(Records from a data collection)
########
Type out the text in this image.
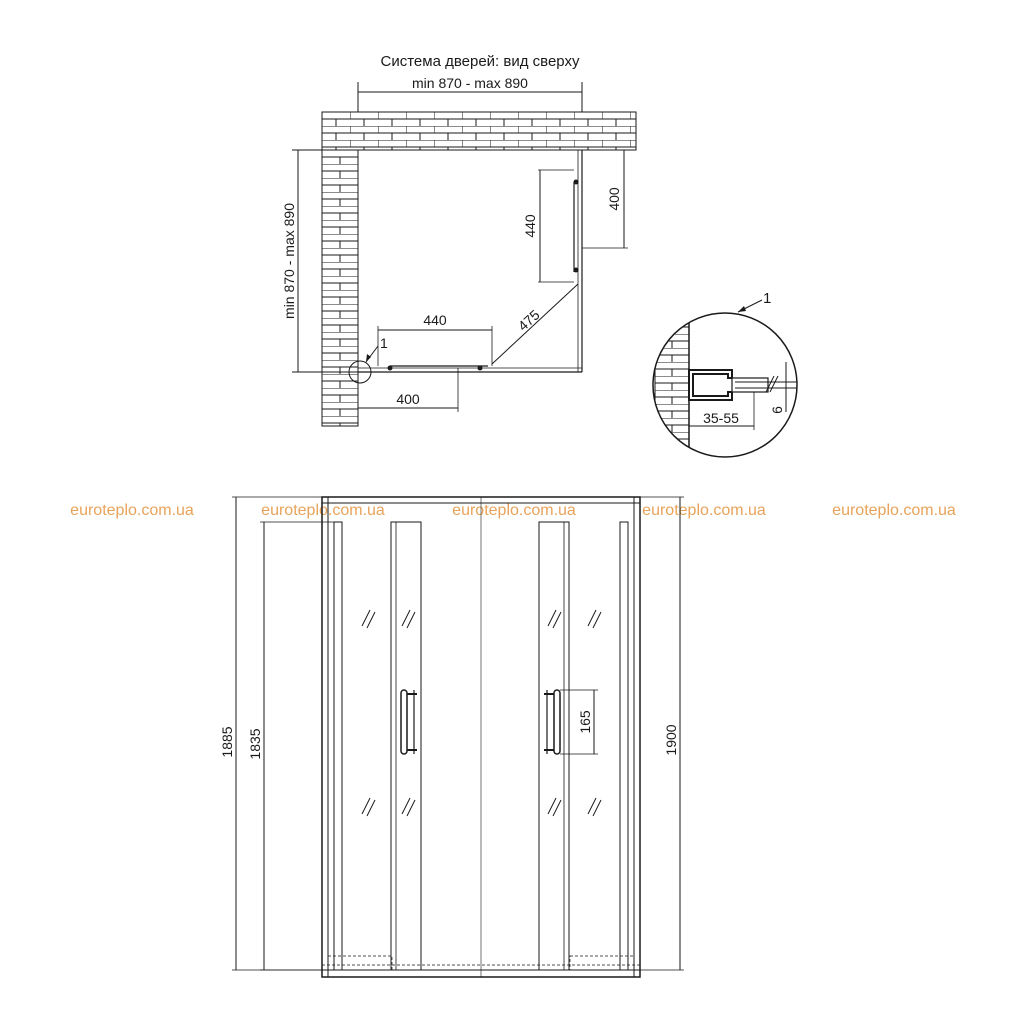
Система дверей: вид сверху
min 870 - max 890
min 870 - max 890	440
400
440
400
475
1
35-55 6
1
euroteplo.com.ua	euroteplo.com.ua	euroteplo.com.ua	euroteplo.com.ua	euroteplo.com.ua
1885 1835	1900
165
########
*What is needed:* Copy the listing exactly. Any image in it stays out of the copy.

*Written answer:*
Type out the text in this image.
Система дверей: вид сверху
min 870 - max 890
min 870 - max 890	440
400
440
400
475
1
35-55 6
1
euroteplo.com.ua	euroteplo.com.ua	euroteplo.com.ua	euroteplo.com.ua	euroteplo.com.ua
1885 1835	1900
165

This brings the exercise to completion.